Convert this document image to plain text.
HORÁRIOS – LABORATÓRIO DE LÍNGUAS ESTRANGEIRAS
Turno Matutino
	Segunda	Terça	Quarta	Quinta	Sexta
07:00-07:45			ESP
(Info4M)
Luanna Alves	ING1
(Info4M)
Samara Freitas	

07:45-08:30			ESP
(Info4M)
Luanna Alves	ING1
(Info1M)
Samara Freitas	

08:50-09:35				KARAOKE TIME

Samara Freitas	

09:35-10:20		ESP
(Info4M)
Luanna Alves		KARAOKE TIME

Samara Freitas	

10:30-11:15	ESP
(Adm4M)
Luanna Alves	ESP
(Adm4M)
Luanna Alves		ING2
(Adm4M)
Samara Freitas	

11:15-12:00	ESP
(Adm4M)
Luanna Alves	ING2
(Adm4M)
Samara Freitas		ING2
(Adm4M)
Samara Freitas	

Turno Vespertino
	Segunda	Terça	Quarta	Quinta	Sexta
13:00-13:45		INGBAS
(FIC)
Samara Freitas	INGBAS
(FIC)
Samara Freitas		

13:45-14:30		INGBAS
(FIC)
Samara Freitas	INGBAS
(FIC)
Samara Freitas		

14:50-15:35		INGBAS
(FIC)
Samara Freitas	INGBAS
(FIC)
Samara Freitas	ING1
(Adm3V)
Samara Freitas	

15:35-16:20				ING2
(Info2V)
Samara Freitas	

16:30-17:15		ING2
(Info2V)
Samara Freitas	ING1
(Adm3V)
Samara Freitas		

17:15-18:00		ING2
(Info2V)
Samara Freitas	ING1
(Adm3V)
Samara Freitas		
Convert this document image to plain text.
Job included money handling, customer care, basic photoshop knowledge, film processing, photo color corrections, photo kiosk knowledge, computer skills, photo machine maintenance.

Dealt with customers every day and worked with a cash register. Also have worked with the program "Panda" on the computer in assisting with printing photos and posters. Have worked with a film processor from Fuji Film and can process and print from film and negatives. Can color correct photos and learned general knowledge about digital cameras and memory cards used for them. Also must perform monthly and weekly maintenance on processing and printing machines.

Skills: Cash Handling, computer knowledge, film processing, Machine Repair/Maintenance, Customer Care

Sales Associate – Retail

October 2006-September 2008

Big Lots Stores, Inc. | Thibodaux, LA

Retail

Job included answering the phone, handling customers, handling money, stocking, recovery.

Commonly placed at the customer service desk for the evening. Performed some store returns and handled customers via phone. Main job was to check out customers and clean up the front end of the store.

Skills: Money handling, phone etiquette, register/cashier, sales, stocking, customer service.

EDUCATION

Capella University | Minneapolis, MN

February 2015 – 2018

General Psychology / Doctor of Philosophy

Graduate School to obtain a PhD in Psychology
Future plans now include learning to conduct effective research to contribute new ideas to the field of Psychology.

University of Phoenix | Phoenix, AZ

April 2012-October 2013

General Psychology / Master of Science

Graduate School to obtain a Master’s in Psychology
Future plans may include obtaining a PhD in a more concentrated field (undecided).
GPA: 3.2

☆ ☆ ☆ ☆ ☆

■ **AIM OF THE TASK**: Write out every entry above, word for word.

■ **EXERCISE RESPONSE**:
Convert this document image to plain text.
HORÁRIOS – LABORATÓRIO DE LÍNGUAS ESTRANGEIRAS
Turno Matutino
	Segunda	Terça	Quarta	Quinta	Sexta
07:00-07:45			ESP
(Info4M)
Luanna Alves	ING1
(Info4M)
Samara Freitas	

07:45-08:30			ESP
(Info4M)
Luanna Alves	ING1
(Info1M)
Samara Freitas	

08:50-09:35				KARAOKE TIME

Samara Freitas	

09:35-10:20		ESP
(Info4M)
Luanna Alves		KARAOKE TIME

Samara Freitas	

10:30-11:15	ESP
(Adm4M)
Luanna Alves	ESP
(Adm4M)
Luanna Alves		ING2
(Adm4M)
Samara Freitas	

11:15-12:00	ESP
(Adm4M)
Luanna Alves	ING2
(Adm4M)
Samara Freitas		ING2
(Adm4M)
Samara Freitas	

Turno Vespertino
	Segunda	Terça	Quarta	Quinta	Sexta
13:00-13:45		INGBAS
(FIC)
Samara Freitas	INGBAS
(FIC)
Samara Freitas		

13:45-14:30		INGBAS
(FIC)
Samara Freitas	INGBAS
(FIC)
Samara Freitas		

14:50-15:35		INGBAS
(FIC)
Samara Freitas	INGBAS
(FIC)
Samara Freitas	ING1
(Adm3V)
Samara Freitas	

15:35-16:20				ING2
(Info2V)
Samara Freitas	

16:30-17:15		ING2
(Info2V)
Samara Freitas	ING1
(Adm3V)
Samara Freitas		

17:15-18:00		ING2
(Info2V)
Samara Freitas	ING1
(Adm3V)
Samara Freitas		
Convert this document image to plain text.
Job included money handling, customer care, basic photoshop knowledge, film processing, photo color corrections, photo kiosk knowledge, computer skills, photo machine maintenance.

Dealt with customers every day and worked with a cash register. Also have worked with the program "Panda" on the computer in assisting with printing photos and posters. Have worked with a film processor from Fuji Film and can process and print from film and negatives. Can color correct photos and learned general knowledge about digital cameras and memory cards used for them. Also must perform monthly and weekly maintenance on processing and printing machines.

Skills: Cash Handling, computer knowledge, film processing, Machine Repair/Maintenance, Customer Care

Sales Associate – Retail

October 2006-September 2008

Big Lots Stores, Inc. | Thibodaux, LA

Retail

Job included answering the phone, handling customers, handling money, stocking, recovery.

Commonly placed at the customer service desk for the evening. Performed some store returns and handled customers via phone. Main job was to check out customers and clean up the front end of the store.

Skills: Money handling, phone etiquette, register/cashier, sales, stocking, customer service.

EDUCATION

Capella University | Minneapolis, MN

February 2015 – 2018

General Psychology / Doctor of Philosophy

Graduate School to obtain a PhD in Psychology
Future plans now include learning to conduct effective research to contribute new ideas to the field of Psychology.

University of Phoenix | Phoenix, AZ

April 2012-October 2013

General Psychology / Master of Science

Graduate School to obtain a Master’s in Psychology
Future plans may include obtaining a PhD in a more concentrated field (undecided).
GPA: 3.2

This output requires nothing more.